▶ [WORK INSTRUCTIONS]
1) Swap "reservoirs" for "impoundments" in the border lakes text, and give everything from "The lakes are" down to "no cartel-tied deaths." with that change made.
2) Carry the border lakes text forward, picking up after its final sentence.

▶ [TEXT BLOCK]
* begin *

The lakes are man-made reservoirs about 200 miles apart on the Rio Grande; the international boundary runs down the center of the river channel. According to Alan Cox, superintendent of the Amistad National Recreation Area, Lake Amistad, 12 miles northwest of Del Rio, has had no cartel-tied deaths.
But on Falcon Lake, about 40 miles east of Laredo, an American jet skiier was gunned down last fall. Stratfor, an Austin intelligence firm, subsequently speculated that the man, who had been viewing Mexican ruins with his wife, was murdered by low-level members of Los Zetas, a drug trafficking group, who were trying to protect the smuggling corridor.
As reported by The Houston Chronicle in October, the ambush by three boatloads was the fifth reported confrontation with "pirates" on the border lake since the spring. It was the first involving a shooting death, followed by a gun chase extending to the U.S. side.
More recently, the San Antonio Express-News reported that on May 8 Mexican marines patrolling the lake killed 12 presumed Zeta drug gang members in a battle that erupted after the military discovered an island drug encampment.
When we sought backup for Gohmert’s statement, his office pointed us to Perry’s Aug. 9 letter to Obama urging additional federal resources to combat "increasing violence" on the border. His three-page letter termed insufficient the approved deployment of "just 286 National Guard personnel" on the 1,200-mile Texas-Mexico border and revisits Perry’s request for the federal government to send 1,000 National Guard troops to Texas and fly unmanned aircraft on the border.
His letter does not mention the Coast Guard.

* end *

▶ [MATERIAL]
* begin *

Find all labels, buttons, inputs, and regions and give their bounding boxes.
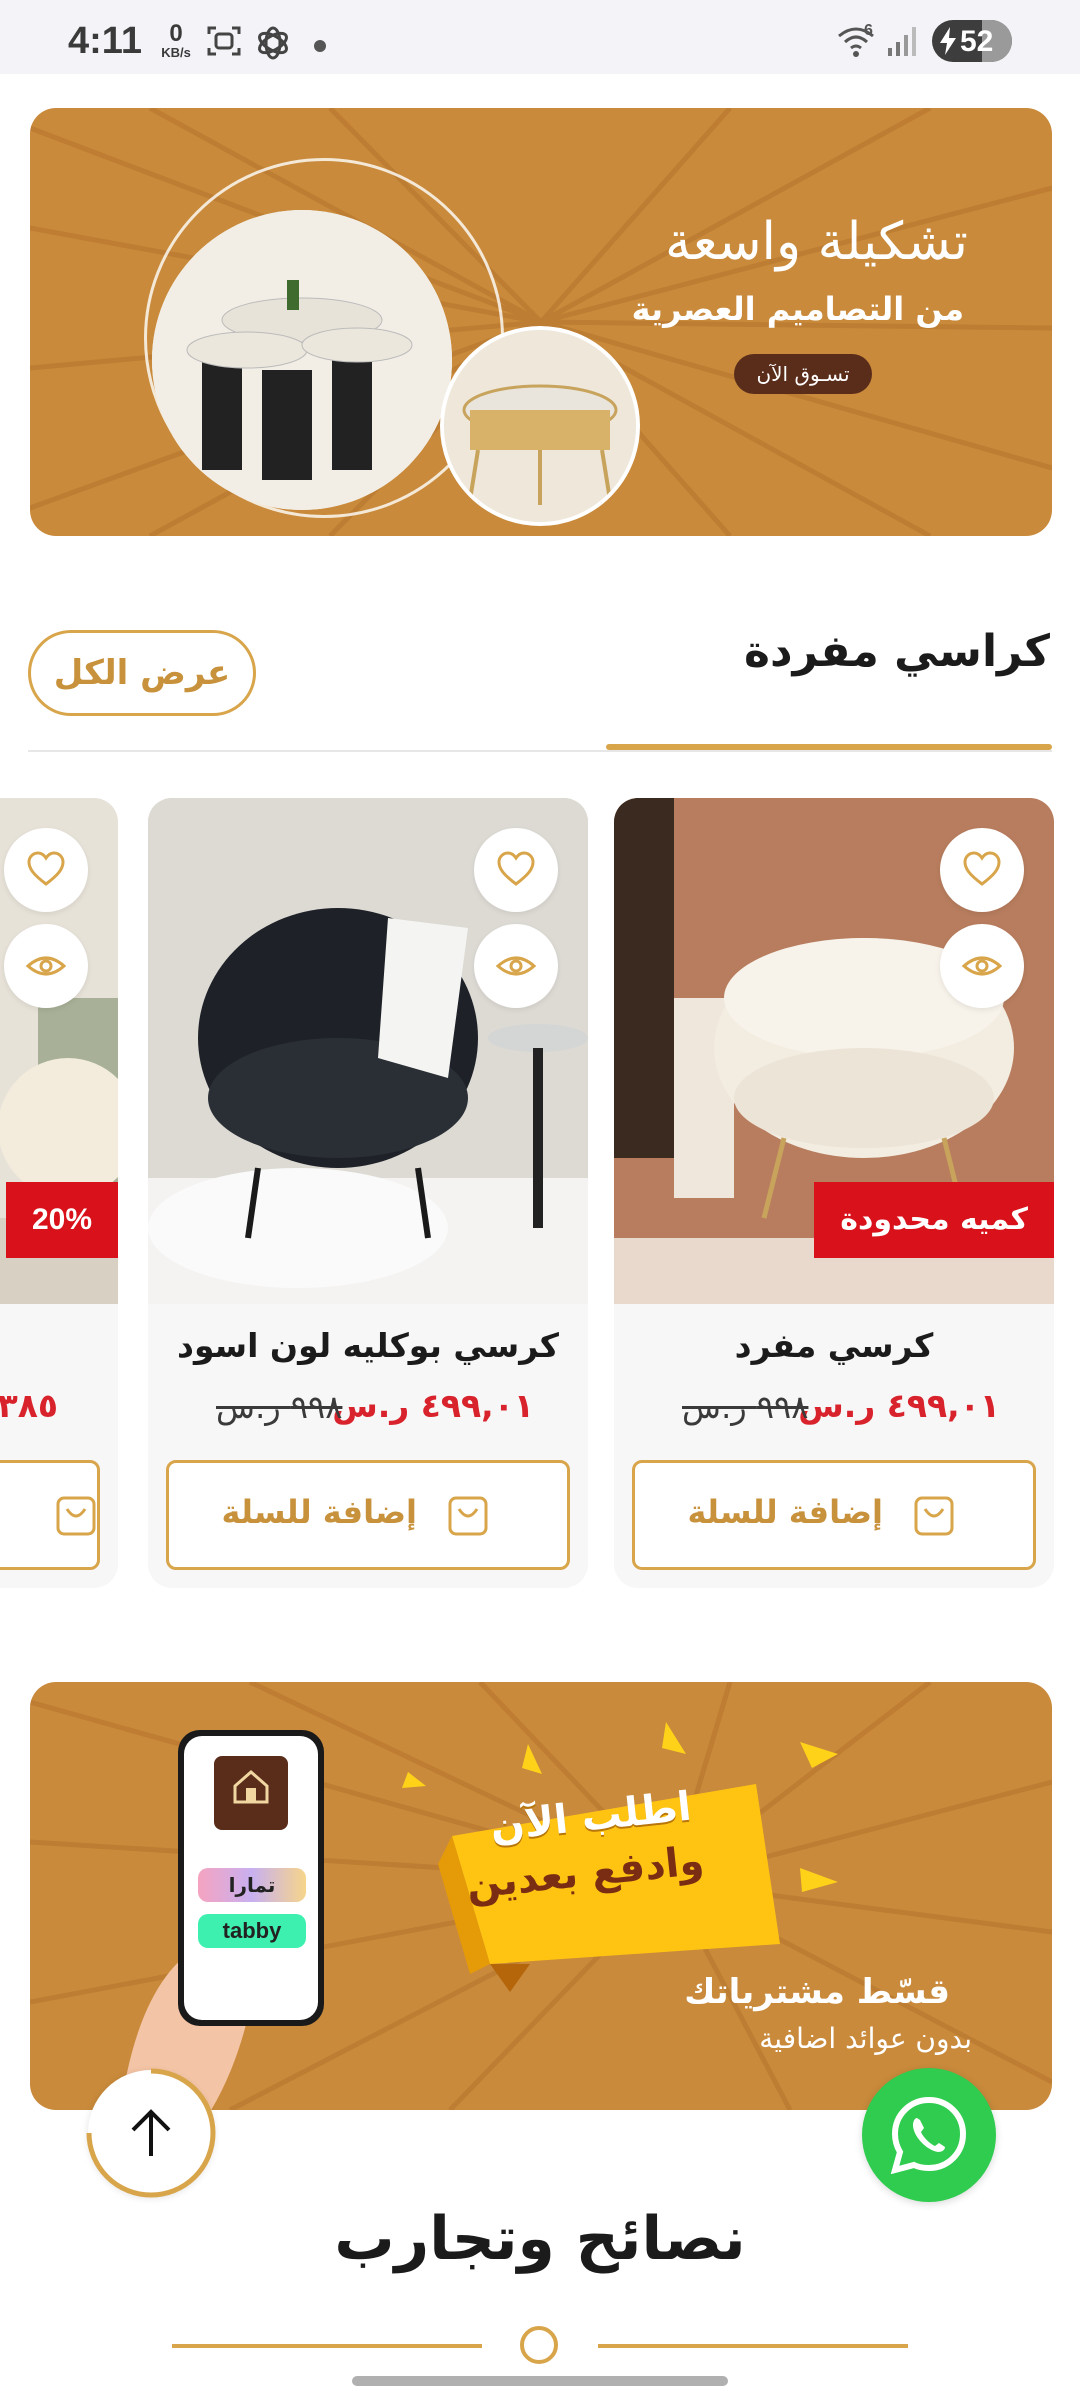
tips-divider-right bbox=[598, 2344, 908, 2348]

* end *

▶ [RESULTS FOR EACH TASK]
1)
The lakes are man-made impoundments about 200 miles apart on the Rio Grande; the international boundary runs down the center of the river channel. According to Alan Cox, superintendent of the Amistad National Recreation Area, Lake Amistad, 12 miles northwest of Del Rio, has had no cartel-tied deaths.

2)
Next, Perry spokeswoman Katherine Cesinger told us the state has not asked the federal government to send the Coast Guard to the lakes. But, she said, Perry has spoken to members of Congress "about getting Coast Guard (personnel)" on the lakes. "It’s pretty damn obvious the governor has been pretty adamant about getting additional (border) resources... however they send them down, that’s great," Cesinger said.
In an email, Department of Homeland Security spokesman Adam Fetcher did not speak directly to Texas seeking Coast Guard help on the lakes. He said, though, that the Coast Guard works with the Border Patrol to "conduct periodic patrol operations in the (border) area and surge(s) as needed."
Fetcher specified that the Coast Guard, drawing on personnel based in Corpus Christi and other South Texas locales, conducts periodic operations on Falcon Lake, but he did not mention security on Lake Amisted. Cox later told us the Coast Guard conducts joint lake patrols on Lake Amistad with the National Park Service about four times a year.
Cox said one reason there have been no deaths on the lake linked to the illegal drug trade is the presence of many law enforcement officers: The Border Patrol has 20 agents assigned to the lake, the park service has 17 agents and the Texas Parks & Wildlife Department maintains eight game wardens out of nearby Del Rio, he said.
Zapata County Sheriff Sigifredo Gonzalez, whose jurisdiction includes Falcon Lake, said by email he was unaware of any request by Gohmert for Coast Guard patrols on Falcon Lake, though he said they would "do good... and are needed." Gonzalez said the Coast Guard already comes to the lake "once in a while... not very often" because, he speculated, of budgetary limits.
Our sense: It’s possible Perry has informally talked to some House members about putting the Coast Guard on the lakes--where that force already periodically ventures. But he’s made no formal direct request to the government. That’s far from "begging" for Coast Guard deployment.
We rate Gohmert’s statement False.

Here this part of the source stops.